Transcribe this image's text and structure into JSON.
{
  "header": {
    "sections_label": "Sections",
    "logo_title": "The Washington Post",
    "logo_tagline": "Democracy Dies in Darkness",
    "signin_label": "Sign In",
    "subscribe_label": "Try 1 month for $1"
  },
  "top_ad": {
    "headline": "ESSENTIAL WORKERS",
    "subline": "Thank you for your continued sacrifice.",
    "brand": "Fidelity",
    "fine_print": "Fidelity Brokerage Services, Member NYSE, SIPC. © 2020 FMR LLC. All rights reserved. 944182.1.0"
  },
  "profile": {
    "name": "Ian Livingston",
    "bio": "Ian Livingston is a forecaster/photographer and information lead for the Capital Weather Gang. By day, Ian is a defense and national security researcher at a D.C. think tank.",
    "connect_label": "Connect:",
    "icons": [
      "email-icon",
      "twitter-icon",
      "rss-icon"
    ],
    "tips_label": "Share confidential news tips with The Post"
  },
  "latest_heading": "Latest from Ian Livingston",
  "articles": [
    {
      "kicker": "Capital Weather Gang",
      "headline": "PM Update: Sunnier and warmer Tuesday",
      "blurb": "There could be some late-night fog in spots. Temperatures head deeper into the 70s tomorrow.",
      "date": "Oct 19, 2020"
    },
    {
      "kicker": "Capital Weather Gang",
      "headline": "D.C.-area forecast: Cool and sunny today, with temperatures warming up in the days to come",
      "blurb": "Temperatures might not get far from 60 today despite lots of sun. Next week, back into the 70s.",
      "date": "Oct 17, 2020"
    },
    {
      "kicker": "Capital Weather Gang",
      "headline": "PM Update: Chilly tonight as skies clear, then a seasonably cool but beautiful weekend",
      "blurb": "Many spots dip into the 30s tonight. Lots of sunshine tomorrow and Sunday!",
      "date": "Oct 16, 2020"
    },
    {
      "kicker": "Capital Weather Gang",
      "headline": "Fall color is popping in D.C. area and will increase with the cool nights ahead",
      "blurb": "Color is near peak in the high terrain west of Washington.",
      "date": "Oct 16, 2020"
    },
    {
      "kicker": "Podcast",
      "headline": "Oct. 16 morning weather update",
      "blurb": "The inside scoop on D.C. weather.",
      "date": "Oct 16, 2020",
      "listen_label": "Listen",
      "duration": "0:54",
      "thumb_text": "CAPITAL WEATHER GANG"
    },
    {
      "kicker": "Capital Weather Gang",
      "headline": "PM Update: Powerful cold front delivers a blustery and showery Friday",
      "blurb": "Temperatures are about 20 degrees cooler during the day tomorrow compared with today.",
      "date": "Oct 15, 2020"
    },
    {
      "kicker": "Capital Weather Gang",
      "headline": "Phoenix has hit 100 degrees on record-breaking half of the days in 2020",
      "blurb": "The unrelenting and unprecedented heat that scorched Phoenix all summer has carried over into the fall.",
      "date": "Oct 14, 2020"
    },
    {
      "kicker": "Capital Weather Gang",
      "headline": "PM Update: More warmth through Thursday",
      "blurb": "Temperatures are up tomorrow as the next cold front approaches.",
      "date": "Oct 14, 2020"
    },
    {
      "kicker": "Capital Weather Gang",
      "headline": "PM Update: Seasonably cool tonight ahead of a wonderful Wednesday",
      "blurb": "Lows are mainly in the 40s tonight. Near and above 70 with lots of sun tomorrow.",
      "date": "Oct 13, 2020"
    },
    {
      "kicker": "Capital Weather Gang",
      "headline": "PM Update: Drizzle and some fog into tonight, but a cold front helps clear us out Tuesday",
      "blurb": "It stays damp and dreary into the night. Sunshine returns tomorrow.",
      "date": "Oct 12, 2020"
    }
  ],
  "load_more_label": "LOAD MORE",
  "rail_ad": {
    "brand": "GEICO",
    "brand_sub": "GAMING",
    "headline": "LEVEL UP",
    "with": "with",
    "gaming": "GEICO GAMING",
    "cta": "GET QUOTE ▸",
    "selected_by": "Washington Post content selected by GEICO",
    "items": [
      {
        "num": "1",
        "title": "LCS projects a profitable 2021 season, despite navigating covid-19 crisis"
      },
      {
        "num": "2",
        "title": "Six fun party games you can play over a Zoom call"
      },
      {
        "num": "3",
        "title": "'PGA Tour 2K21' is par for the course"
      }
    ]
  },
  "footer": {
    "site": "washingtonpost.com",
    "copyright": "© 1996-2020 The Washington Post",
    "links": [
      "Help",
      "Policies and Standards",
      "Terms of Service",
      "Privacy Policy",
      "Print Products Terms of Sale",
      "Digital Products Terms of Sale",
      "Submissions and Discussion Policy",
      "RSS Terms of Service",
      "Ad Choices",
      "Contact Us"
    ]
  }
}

Your task
Check each line of the records above for the string "Livingston", and report every line that has it.

Task solution
    "name": "Ian Livingston",
    "bio": "Ian Livingston is a forecaster/photographer and information lead for the Capital Weather Gang. By day, Ian is a defense and national security researcher at a D.C. think tank.",
  "latest_heading": "Latest from Ian Livingston",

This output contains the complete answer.